Top of THE DATA

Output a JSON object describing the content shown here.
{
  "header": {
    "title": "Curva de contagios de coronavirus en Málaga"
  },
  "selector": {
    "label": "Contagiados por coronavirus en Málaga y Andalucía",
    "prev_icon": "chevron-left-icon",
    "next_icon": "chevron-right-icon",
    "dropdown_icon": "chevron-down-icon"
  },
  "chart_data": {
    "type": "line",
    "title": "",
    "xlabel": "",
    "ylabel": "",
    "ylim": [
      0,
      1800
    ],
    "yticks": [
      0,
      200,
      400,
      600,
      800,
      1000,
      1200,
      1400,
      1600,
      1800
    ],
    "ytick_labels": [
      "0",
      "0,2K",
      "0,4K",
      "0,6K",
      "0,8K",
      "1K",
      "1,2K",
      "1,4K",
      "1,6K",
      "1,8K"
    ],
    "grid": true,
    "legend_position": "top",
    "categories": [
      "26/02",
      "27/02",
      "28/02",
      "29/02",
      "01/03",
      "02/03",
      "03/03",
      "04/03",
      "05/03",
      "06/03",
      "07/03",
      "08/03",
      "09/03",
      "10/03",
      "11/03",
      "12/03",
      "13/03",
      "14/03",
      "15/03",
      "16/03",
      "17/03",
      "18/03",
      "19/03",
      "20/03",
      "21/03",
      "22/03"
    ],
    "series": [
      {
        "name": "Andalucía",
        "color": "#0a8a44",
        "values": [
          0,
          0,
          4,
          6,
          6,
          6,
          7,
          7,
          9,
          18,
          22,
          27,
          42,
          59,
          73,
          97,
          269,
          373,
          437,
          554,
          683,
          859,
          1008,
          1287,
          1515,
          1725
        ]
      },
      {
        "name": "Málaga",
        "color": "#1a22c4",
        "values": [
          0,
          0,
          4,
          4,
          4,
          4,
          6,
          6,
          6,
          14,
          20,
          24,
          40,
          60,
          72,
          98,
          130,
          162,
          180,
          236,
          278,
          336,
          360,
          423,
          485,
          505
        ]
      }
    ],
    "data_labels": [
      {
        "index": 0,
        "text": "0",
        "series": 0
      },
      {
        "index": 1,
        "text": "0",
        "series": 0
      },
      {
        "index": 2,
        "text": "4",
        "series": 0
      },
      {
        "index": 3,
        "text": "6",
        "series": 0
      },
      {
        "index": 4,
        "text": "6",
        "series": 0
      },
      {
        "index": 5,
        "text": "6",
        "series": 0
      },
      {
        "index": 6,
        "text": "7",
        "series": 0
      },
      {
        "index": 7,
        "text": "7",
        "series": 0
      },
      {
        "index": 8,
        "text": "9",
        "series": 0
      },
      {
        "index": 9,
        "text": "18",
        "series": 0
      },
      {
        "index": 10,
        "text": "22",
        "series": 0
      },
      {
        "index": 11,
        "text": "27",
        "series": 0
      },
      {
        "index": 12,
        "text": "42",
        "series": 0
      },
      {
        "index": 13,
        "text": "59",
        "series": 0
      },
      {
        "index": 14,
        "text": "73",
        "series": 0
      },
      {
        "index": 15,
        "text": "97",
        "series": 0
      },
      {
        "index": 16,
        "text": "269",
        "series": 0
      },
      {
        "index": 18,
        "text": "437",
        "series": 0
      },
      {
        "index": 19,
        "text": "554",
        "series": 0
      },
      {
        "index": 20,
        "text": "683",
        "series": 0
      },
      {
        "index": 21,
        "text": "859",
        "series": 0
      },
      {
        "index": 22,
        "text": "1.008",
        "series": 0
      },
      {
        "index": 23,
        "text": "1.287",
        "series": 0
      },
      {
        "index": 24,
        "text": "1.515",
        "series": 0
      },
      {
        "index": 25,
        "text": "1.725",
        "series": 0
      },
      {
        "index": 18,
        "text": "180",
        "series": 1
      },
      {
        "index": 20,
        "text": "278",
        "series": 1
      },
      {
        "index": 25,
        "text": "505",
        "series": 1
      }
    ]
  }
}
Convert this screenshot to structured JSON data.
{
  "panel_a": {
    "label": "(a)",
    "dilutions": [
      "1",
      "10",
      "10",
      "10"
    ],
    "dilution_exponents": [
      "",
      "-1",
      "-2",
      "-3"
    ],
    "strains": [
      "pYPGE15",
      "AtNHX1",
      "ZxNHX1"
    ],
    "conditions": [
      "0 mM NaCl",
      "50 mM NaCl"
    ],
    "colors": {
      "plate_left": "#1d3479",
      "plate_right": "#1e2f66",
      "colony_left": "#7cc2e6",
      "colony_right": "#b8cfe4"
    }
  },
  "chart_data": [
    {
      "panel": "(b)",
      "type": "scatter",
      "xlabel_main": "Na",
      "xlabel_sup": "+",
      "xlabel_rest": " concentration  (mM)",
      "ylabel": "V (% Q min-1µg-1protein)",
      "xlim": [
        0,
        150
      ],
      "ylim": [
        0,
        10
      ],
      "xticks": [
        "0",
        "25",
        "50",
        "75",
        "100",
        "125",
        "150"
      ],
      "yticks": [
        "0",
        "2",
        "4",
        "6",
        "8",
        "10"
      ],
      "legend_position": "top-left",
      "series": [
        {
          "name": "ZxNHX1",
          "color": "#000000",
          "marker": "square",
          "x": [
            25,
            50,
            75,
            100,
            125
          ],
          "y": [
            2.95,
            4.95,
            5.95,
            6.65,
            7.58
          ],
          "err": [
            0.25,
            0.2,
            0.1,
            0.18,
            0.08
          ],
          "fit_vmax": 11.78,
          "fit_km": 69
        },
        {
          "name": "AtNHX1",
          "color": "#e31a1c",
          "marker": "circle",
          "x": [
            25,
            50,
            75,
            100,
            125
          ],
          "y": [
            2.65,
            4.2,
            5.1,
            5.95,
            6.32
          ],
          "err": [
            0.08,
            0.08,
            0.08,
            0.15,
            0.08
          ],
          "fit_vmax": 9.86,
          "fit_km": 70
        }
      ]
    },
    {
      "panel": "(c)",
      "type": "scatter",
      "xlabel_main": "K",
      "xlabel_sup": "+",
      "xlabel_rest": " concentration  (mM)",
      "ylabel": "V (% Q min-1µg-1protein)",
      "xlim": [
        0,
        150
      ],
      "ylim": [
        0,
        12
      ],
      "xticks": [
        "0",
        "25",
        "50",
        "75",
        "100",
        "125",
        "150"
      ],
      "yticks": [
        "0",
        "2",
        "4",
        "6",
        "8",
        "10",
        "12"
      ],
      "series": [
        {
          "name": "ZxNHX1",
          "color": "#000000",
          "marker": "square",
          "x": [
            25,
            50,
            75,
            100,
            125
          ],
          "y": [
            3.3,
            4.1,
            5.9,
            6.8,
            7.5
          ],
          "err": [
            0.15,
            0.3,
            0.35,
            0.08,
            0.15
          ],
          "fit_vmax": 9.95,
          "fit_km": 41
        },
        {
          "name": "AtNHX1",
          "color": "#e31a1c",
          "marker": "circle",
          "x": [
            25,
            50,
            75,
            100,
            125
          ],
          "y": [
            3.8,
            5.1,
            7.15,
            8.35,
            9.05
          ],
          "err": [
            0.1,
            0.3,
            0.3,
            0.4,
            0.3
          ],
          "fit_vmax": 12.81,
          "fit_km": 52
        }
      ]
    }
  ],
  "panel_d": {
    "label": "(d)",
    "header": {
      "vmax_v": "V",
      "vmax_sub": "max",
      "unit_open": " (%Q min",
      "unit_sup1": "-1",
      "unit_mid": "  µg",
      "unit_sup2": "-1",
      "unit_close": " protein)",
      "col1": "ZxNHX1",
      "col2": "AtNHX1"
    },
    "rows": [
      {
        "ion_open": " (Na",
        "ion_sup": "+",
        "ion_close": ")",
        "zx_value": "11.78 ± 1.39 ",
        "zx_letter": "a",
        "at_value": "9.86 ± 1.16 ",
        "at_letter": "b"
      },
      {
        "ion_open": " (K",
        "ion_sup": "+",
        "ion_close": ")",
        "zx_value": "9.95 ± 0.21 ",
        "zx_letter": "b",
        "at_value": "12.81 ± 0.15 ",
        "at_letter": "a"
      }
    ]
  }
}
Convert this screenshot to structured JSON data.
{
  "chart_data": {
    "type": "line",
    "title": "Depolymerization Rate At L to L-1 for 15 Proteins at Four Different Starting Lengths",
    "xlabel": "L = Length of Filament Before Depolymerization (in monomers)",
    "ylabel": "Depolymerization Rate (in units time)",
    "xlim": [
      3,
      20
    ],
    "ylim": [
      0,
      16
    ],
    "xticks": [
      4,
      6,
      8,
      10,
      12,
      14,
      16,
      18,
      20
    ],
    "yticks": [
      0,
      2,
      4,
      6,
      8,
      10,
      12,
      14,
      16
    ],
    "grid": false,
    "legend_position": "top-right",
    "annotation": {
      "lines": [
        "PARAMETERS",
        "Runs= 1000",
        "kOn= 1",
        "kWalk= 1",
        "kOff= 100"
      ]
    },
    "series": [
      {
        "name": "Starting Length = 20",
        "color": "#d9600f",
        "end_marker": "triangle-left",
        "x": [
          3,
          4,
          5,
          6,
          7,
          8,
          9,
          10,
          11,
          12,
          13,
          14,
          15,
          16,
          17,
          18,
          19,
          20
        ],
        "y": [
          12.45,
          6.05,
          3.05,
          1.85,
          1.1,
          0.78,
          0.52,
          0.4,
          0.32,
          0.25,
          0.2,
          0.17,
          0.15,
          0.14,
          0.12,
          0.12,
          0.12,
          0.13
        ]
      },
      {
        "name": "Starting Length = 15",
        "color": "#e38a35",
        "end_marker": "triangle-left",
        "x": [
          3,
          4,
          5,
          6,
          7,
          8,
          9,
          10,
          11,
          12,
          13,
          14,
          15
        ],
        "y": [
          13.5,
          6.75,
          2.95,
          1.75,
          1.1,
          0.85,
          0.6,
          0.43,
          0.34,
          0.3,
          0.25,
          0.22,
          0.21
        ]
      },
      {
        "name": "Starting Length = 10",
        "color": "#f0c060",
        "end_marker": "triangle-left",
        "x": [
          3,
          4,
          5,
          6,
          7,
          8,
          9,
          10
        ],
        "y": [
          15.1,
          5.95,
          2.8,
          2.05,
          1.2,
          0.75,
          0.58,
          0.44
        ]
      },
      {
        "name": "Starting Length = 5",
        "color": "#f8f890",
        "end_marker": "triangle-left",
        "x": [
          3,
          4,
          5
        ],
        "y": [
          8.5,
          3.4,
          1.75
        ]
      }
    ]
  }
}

Bottom of THE DATA

• AIM OF THE EXERCISE
Report every line containing the word "icon" from the listing above.

• EXERCISE RESULT
    "prev_icon": "chevron-left-icon",
    "next_icon": "chevron-right-icon",
    "dropdown_icon": "chevron-down-icon"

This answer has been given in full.